▶ [THE REQUEST]: Check each line of the material below, and copy it if it holds the string "saucepan".

╭──

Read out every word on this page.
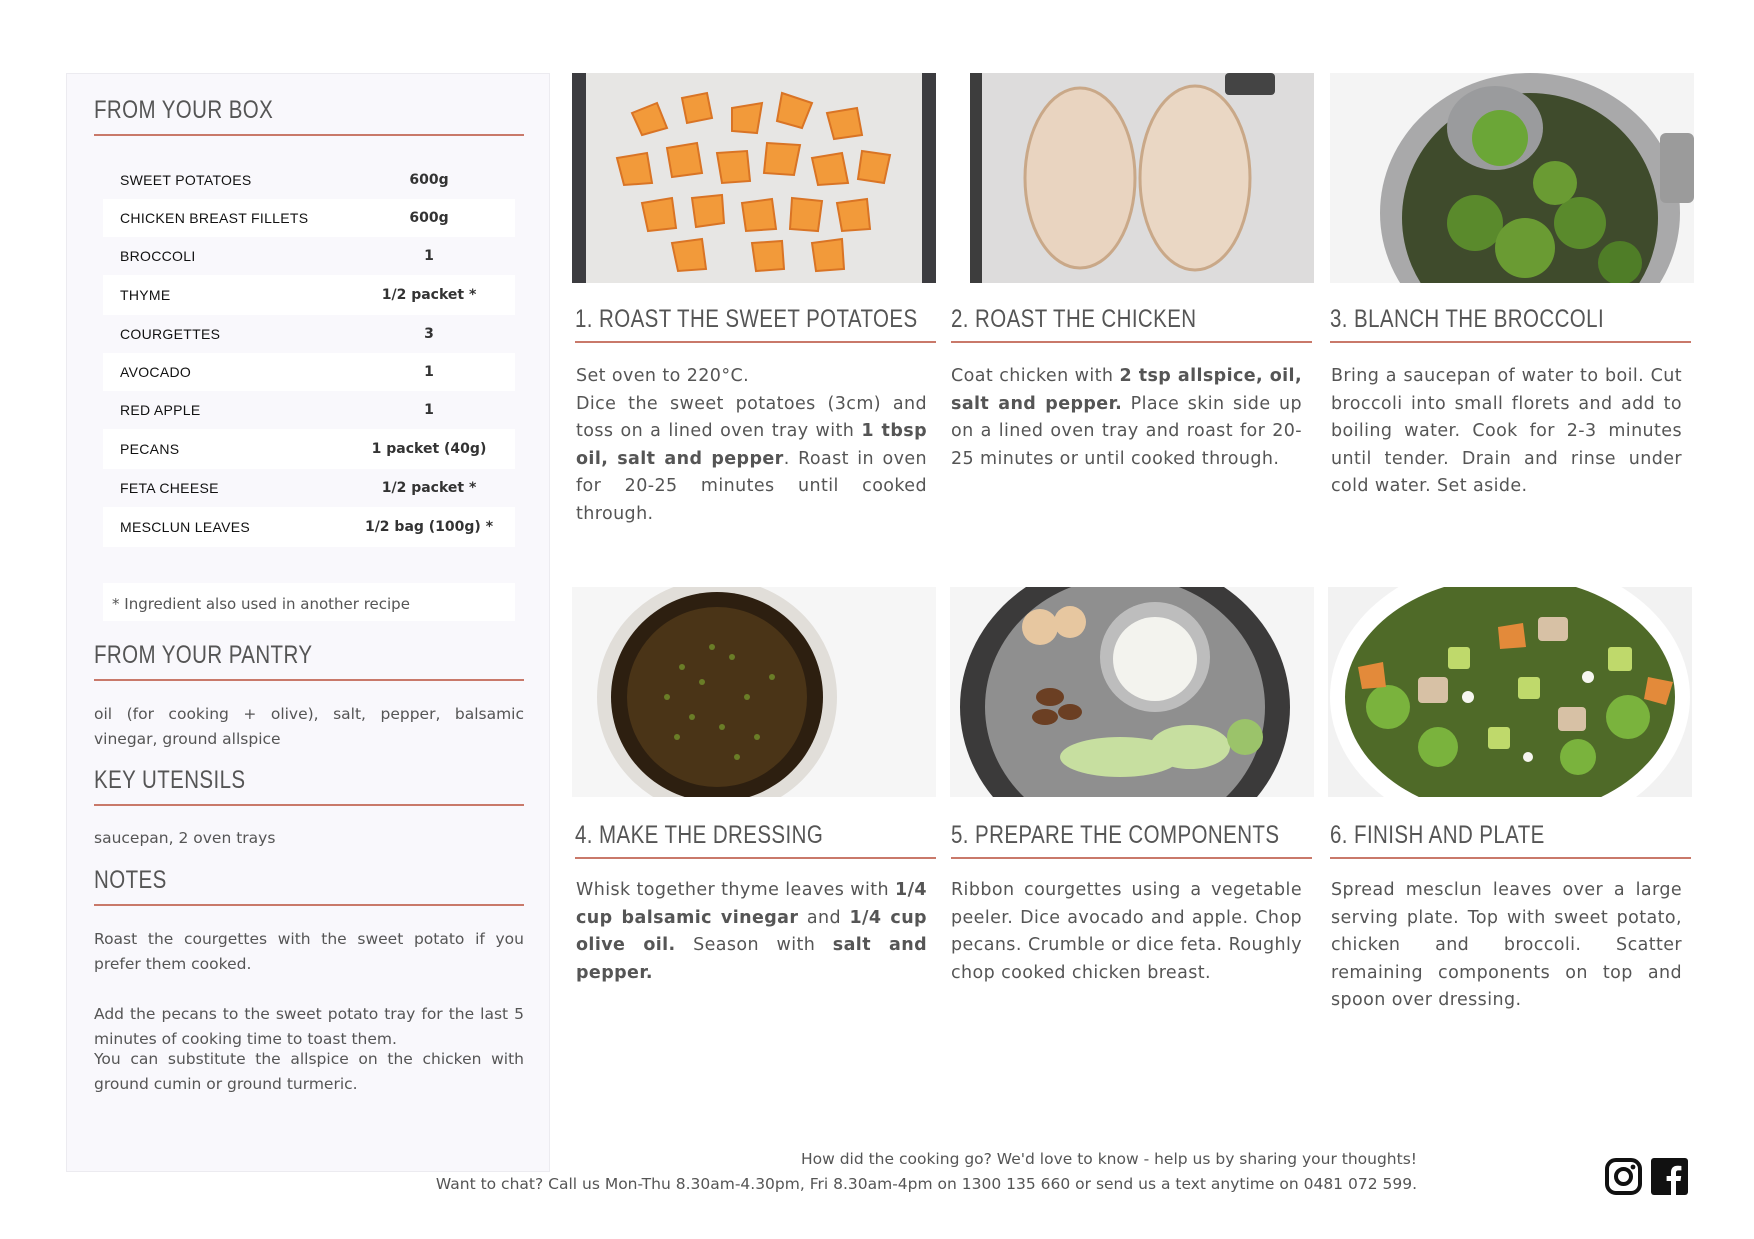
FROM YOUR BOX
SWEET POTATOES	600g
CHICKEN BREAST FILLETS	600g
BROCCOLI	1
THYME	1/2 packet *
COURGETTES	3
AVOCADO	1
RED APPLE	1
PECANS	1 packet (40g)
FETA CHEESE	1/2 packet *
MESCLUN LEAVES	1/2 bag (100g) *
* Ingredient also used in another recipe
FROM YOUR PANTRY
oil (for cooking + olive), salt, pepper, balsamic vinegar, ground allspice
KEY UTENSILS
saucepan, 2 oven trays
NOTES
Roast the courgettes with the sweet potato if you prefer them cooked.
Add the pecans to the sweet potato tray for the last 5 minutes of cooking time to toast them.
You can substitute the allspice on the chicken with ground cumin or ground turmeric.
1. ROAST THE SWEET POTATOES
Set oven to 220°C.
Dice the sweet potatoes (3cm) and toss on a lined oven tray with 1 tbsp oil, salt and pepper. Roast in oven for 20-25 minutes until cooked through.
2. ROAST THE CHICKEN
Coat chicken with 2 tsp allspice, oil, salt and pepper. Place skin side up on a lined oven tray and roast for 20-25 minutes or until cooked through.
3. BLANCH THE BROCCOLI
Bring a saucepan of water to boil. Cut broccoli into small florets and add to boiling water. Cook for 2-3 minutes until tender. Drain and rinse under cold water. Set aside.
4. MAKE THE DRESSING
Whisk together thyme leaves with 1/4 cup balsamic vinegar and 1/4 cup olive oil. Season with salt and pepper.
5. PREPARE THE COMPONENTS
Ribbon courgettes using a vegetable peeler. Dice avocado and apple. Chop pecans. Crumble or dice feta. Roughly chop cooked chicken breast.
6. FINISH AND PLATE
Spread mesclun leaves over a large serving plate. Top with sweet potato, chicken and broccoli. Scatter remaining components on top and spoon over dressing.
How did the cooking go? We'd love to know - help us by sharing your thoughts!
Want to chat? Call us Mon-Thu 8.30am-4.30pm, Fri 8.30am-4pm on 1300 135 660 or send us a text anytime on 0481 072 599.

╰──

▶ [TASK ANSWER]:
saucepan, 2 oven trays
Bring a saucepan of water to boil. Cut broccoli into small florets and add to boiling water. Cook for 2-3 minutes until tender. Drain and rinse under cold water. Set aside.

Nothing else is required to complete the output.